(Layout coordinate data)
»»
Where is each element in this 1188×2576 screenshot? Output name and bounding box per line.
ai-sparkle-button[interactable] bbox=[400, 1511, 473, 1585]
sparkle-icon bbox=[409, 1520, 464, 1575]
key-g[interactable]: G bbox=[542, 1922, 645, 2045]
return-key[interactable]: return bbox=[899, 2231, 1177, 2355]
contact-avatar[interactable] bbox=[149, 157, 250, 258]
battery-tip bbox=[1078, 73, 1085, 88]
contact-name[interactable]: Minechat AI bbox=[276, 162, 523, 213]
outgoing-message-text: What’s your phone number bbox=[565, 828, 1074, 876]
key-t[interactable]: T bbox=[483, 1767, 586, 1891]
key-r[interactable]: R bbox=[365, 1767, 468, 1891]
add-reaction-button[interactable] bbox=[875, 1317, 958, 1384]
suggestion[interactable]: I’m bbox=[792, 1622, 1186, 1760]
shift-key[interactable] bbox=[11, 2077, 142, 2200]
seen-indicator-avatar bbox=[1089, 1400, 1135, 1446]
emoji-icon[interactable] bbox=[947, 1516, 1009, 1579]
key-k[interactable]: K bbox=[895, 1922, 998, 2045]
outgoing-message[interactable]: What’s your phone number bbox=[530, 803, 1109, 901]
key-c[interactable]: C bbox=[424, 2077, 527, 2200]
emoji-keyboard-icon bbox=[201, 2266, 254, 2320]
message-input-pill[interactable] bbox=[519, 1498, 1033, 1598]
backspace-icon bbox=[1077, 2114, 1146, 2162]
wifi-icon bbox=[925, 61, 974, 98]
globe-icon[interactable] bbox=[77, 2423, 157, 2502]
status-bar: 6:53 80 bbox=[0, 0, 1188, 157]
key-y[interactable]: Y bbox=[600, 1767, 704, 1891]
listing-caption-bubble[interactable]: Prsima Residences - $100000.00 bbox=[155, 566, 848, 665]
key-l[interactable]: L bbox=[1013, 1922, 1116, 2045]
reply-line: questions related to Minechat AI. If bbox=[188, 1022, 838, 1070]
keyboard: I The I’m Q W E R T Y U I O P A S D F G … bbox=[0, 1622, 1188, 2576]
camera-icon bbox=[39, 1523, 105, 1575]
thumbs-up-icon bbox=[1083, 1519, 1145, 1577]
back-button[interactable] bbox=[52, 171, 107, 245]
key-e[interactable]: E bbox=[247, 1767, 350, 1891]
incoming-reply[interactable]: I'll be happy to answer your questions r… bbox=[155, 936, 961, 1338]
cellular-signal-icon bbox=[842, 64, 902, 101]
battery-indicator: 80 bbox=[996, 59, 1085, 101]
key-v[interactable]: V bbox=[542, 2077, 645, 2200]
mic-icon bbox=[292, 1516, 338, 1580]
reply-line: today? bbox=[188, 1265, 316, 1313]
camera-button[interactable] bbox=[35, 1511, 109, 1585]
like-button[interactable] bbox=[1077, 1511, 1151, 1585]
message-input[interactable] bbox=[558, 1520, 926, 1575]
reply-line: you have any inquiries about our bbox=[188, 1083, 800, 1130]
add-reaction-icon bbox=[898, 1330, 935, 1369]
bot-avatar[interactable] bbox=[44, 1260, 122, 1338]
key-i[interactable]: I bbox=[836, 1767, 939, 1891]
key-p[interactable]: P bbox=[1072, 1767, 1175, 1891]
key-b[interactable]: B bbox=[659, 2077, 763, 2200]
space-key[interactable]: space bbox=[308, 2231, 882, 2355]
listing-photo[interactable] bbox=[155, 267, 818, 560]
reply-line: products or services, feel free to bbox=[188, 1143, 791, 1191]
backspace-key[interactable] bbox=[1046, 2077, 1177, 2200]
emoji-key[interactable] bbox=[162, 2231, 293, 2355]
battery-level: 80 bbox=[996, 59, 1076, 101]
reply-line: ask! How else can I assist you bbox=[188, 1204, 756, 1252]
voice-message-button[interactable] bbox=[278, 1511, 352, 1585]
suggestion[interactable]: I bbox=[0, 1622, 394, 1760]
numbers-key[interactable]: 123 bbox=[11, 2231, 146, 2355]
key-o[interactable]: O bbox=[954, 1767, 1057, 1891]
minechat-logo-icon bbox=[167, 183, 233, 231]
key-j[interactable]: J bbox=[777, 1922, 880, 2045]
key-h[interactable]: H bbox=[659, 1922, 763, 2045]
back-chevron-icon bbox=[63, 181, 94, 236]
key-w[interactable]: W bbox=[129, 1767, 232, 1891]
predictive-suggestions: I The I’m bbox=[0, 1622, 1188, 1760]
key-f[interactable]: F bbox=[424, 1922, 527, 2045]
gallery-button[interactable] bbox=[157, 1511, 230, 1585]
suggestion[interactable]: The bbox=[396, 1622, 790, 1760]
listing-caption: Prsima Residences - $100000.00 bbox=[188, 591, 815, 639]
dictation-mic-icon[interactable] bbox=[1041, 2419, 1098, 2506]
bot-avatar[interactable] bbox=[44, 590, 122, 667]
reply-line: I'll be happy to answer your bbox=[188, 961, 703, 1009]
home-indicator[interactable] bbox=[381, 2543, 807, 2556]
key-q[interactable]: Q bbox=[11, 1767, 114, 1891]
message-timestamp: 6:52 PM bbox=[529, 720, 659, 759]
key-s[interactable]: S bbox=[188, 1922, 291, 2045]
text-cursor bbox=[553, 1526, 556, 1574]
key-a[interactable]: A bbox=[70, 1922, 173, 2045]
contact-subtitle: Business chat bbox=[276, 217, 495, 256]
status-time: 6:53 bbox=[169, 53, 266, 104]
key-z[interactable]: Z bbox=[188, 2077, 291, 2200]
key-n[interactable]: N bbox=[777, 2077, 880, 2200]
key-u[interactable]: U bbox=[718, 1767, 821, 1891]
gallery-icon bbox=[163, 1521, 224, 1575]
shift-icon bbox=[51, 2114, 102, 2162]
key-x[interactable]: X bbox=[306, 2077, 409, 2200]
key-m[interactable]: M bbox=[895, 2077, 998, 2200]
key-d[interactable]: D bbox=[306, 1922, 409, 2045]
««
**Exercise**: Pick out each entry above that contains the word "What", and copy those entries in full.

**Full output**:
outgoing-message-text: What’s your phone number bbox=[565, 828, 1074, 876]
outgoing-message[interactable]: What’s your phone number bbox=[530, 803, 1109, 901]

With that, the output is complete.